Given instruction:
Copy every line that contains the string "JSON" from the entries below.

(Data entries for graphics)
## BEGIN

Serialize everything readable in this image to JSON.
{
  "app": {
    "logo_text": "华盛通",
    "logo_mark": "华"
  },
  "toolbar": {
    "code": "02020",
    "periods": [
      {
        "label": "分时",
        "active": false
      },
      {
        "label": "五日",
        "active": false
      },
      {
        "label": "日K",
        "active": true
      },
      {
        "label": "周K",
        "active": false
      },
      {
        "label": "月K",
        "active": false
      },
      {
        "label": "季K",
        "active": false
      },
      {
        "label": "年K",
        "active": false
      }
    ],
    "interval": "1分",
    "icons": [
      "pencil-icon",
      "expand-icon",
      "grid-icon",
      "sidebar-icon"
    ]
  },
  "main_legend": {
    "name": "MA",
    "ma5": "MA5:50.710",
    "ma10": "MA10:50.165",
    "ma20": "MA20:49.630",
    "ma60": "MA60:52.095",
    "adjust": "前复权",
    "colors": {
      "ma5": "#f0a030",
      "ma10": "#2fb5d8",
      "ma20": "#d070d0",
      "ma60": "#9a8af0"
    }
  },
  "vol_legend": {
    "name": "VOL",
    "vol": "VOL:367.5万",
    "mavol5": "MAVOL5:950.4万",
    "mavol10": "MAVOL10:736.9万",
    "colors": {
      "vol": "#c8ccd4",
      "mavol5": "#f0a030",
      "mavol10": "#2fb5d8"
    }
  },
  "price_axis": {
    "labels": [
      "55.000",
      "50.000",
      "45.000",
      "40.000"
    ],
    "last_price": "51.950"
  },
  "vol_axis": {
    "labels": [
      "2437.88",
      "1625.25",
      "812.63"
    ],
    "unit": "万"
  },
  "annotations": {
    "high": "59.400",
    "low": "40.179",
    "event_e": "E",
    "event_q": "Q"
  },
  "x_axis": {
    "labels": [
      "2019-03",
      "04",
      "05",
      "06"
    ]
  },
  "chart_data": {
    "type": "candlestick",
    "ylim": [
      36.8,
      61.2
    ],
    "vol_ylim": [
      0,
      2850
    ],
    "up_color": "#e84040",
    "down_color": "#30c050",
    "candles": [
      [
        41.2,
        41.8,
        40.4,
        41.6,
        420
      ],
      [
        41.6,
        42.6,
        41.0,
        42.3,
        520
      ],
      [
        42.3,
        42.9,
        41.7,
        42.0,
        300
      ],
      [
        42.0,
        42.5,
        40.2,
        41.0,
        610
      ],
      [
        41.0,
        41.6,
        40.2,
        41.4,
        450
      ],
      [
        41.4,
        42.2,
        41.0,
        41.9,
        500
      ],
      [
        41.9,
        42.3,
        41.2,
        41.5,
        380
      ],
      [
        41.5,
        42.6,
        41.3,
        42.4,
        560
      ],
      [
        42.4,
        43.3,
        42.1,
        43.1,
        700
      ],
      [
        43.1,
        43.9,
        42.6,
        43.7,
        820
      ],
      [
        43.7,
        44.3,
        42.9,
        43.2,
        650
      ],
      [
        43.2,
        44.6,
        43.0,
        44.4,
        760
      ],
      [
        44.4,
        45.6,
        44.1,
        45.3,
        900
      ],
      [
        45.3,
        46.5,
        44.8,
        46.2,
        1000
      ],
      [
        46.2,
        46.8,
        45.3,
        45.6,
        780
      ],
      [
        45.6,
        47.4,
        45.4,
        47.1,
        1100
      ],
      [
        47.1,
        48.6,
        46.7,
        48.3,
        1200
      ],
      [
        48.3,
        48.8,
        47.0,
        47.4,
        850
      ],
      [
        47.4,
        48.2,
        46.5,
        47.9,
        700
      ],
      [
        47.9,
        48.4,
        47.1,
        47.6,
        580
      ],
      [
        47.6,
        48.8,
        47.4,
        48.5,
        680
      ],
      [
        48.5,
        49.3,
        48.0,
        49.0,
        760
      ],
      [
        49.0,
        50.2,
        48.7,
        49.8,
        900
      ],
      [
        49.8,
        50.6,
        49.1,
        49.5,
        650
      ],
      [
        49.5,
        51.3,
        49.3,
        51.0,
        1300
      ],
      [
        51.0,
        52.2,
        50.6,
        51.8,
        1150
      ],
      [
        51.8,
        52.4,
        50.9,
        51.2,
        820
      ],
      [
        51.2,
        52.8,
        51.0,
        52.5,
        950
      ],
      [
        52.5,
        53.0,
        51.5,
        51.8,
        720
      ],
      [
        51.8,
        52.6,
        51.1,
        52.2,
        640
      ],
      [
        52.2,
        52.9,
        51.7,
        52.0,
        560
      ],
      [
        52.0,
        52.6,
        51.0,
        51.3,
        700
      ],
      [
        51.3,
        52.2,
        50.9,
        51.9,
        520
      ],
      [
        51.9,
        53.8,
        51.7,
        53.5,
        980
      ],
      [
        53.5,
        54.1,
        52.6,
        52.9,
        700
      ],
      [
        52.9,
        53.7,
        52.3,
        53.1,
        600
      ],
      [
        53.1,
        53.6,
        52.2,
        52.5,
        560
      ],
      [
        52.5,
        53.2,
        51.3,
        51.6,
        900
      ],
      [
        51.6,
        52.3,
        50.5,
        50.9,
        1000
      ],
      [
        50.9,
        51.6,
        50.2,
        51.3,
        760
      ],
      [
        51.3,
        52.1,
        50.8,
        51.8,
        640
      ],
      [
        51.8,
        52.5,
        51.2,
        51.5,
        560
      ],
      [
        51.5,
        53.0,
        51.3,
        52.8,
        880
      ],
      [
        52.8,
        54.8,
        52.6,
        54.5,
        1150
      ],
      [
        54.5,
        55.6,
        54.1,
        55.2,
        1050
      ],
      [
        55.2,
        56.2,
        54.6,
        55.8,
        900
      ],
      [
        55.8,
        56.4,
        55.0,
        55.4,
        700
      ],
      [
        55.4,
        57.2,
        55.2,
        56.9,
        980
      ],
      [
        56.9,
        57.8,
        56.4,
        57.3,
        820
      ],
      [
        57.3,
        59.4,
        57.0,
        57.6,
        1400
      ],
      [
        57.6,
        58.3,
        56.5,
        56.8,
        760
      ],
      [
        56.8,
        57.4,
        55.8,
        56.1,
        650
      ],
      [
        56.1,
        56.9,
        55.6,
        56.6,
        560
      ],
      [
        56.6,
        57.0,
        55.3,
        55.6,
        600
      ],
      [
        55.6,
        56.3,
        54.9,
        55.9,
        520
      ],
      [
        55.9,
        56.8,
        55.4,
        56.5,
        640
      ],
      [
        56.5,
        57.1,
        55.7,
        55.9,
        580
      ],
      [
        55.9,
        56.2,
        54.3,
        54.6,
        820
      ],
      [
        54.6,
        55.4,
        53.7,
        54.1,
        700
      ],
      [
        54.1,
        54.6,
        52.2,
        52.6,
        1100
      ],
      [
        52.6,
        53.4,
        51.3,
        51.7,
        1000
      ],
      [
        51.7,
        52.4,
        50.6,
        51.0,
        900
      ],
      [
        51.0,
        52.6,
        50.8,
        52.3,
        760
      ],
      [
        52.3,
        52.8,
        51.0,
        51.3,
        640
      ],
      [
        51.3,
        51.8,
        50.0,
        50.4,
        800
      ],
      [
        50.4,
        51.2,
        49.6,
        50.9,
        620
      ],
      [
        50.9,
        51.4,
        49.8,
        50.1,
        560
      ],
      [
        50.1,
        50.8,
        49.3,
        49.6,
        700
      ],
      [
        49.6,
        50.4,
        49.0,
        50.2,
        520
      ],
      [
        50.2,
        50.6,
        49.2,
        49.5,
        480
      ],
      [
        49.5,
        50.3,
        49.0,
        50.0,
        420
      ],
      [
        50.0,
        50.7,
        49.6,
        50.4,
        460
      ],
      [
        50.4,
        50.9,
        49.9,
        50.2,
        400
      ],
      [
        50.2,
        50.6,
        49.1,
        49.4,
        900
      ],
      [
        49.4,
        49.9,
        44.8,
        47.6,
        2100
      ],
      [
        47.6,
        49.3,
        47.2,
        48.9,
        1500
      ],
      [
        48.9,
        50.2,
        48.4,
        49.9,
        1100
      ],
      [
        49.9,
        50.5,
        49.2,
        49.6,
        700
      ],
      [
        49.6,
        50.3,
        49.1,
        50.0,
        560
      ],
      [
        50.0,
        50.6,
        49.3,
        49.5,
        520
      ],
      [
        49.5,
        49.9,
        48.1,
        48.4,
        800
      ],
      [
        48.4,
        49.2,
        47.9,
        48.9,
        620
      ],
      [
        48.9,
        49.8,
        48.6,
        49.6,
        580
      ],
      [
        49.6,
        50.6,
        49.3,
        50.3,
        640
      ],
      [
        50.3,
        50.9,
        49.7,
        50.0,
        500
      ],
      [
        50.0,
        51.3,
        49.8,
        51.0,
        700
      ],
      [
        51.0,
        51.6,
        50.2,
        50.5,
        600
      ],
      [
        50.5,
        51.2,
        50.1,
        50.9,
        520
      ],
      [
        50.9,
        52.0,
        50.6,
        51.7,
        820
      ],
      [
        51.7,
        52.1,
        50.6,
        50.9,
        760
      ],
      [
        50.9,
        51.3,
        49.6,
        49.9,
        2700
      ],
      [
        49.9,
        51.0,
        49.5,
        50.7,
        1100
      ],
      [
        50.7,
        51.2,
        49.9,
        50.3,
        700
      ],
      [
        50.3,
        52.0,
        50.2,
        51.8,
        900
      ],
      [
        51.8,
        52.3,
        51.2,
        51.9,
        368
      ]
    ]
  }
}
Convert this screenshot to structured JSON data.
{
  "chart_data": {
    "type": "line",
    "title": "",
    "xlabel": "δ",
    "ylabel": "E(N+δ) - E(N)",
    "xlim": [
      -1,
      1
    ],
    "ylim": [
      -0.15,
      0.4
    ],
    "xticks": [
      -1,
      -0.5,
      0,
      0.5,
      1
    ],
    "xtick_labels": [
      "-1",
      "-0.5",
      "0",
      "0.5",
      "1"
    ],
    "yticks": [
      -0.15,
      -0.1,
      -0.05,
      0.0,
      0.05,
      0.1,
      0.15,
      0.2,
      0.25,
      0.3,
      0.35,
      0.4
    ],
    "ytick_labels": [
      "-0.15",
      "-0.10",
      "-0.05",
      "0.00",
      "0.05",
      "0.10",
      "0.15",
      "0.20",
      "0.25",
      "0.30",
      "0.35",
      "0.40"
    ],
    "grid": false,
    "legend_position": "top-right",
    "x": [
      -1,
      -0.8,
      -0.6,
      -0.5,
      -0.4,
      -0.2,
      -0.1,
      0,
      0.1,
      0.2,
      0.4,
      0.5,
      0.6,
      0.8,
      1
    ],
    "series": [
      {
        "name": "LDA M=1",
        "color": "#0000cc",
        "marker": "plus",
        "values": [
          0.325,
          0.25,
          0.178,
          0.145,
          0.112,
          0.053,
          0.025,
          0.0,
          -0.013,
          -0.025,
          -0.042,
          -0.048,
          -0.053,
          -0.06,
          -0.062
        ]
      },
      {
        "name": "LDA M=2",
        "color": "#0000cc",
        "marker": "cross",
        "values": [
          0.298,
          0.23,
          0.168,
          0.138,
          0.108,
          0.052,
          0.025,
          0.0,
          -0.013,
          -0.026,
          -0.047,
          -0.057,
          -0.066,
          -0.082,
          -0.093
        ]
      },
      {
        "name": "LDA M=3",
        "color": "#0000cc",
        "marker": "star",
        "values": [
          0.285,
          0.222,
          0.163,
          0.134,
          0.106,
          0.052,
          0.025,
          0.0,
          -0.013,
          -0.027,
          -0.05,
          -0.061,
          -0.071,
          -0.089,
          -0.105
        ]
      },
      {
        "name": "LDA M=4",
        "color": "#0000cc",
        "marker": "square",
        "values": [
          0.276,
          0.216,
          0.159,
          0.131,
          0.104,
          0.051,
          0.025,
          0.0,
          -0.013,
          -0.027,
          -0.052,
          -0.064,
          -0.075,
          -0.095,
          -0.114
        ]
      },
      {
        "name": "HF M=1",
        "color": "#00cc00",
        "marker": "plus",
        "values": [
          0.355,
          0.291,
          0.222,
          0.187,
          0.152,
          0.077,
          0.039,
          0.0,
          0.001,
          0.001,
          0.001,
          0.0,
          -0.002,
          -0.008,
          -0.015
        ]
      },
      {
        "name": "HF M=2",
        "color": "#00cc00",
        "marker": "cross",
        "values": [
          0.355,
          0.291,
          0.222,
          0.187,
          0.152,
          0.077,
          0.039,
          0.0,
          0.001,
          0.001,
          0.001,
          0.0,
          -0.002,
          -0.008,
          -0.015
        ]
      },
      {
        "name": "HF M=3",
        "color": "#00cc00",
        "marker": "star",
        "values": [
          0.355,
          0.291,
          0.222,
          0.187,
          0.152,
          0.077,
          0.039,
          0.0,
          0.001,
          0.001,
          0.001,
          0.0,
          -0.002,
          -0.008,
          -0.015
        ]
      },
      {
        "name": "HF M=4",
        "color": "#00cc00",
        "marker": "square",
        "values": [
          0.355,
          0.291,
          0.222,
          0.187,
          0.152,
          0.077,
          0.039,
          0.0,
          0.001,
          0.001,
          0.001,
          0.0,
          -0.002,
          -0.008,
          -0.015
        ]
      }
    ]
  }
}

## END

Written reply:
Serialize everything readable in this image to JSON.
Convert this screenshot to structured JSON data.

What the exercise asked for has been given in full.